• WHAT IS NEEDED: Pictures stay out; everything else in the records below is copied exactly.

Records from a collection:

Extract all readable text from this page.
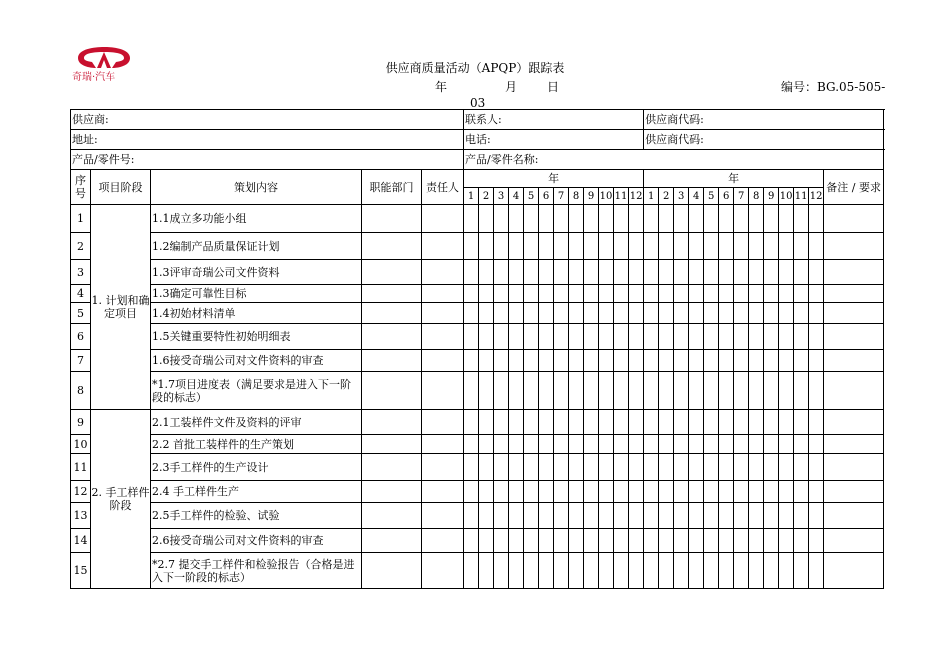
奇瑞·汽车
供应商质量活动（APQP）跟踪表
年	月 日	编号：BG.05-505-
03
供应商:					联系人:												供应商代码:												
地址:					电话:												供应商代码:												
产品/零件号:					产品/零件名称:																								
序号	项目阶段	策划内容	职能部门	责任人	年												年												备注 / 要求
					1	2	3	4	5	6	7	8	9	10	11	12	1	2	3	4	5	6	7	8	9	10	11	12	
1	1. 计划和确定项目	1.1成立多功能小组																											
2		1.2编制产品质量保证计划																											
3		1.3评审奇瑞公司文件资料																											
4		1.3确定可靠性目标																											
5		1.4初始材料清单																											
6		1.5关键重要特性初始明细表																											
7		1.6接受奇瑞公司对文件资料的审查																											
8		*1.7项目进度表（满足要求是进入下一阶段的标志）																											
9	2. 手工样件阶段	2.1工装样件文件及资料的评审																											
10		2.2 首批工装样件的生产策划																											
11		2.3手工样件的生产设计																											
12		2.4 手工样件生产																											
13		2.5手工样件的检验、试验																											
14		2.6接受奇瑞公司对文件资料的审查																											
15		*2.7 提交手工样件和检验报告（合格是进入下一阶段的标志）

• ANSWER TO THIS EXERCISE:
Extract all readable text from this page.
奇瑞·汽车
供应商质量活动（APQP）跟踪表
年	月 日	编号：BG.05-505-
03
供应商:					联系人:												供应商代码:												
地址:					电话:												供应商代码:												
产品/零件号:					产品/零件名称:																								
序号	项目阶段	策划内容	职能部门	责任人	年												年												备注 / 要求
					1	2	3	4	5	6	7	8	9	10	11	12	1	2	3	4	5	6	7	8	9	10	11	12	
1	1. 计划和确定项目	1.1成立多功能小组																											
2		1.2编制产品质量保证计划																											
3		1.3评审奇瑞公司文件资料																											
4		1.3确定可靠性目标																											
5		1.4初始材料清单																											
6		1.5关键重要特性初始明细表																											
7		1.6接受奇瑞公司对文件资料的审查																											
8		*1.7项目进度表（满足要求是进入下一阶段的标志）																											
9	2. 手工样件阶段	2.1工装样件文件及资料的评审																											
10		2.2 首批工装样件的生产策划																											
11		2.3手工样件的生产设计																											
12		2.4 手工样件生产																											
13		2.5手工样件的检验、试验																											
14		2.6接受奇瑞公司对文件资料的审查																											
15		*2.7 提交手工样件和检验报告（合格是进入下一阶段的标志）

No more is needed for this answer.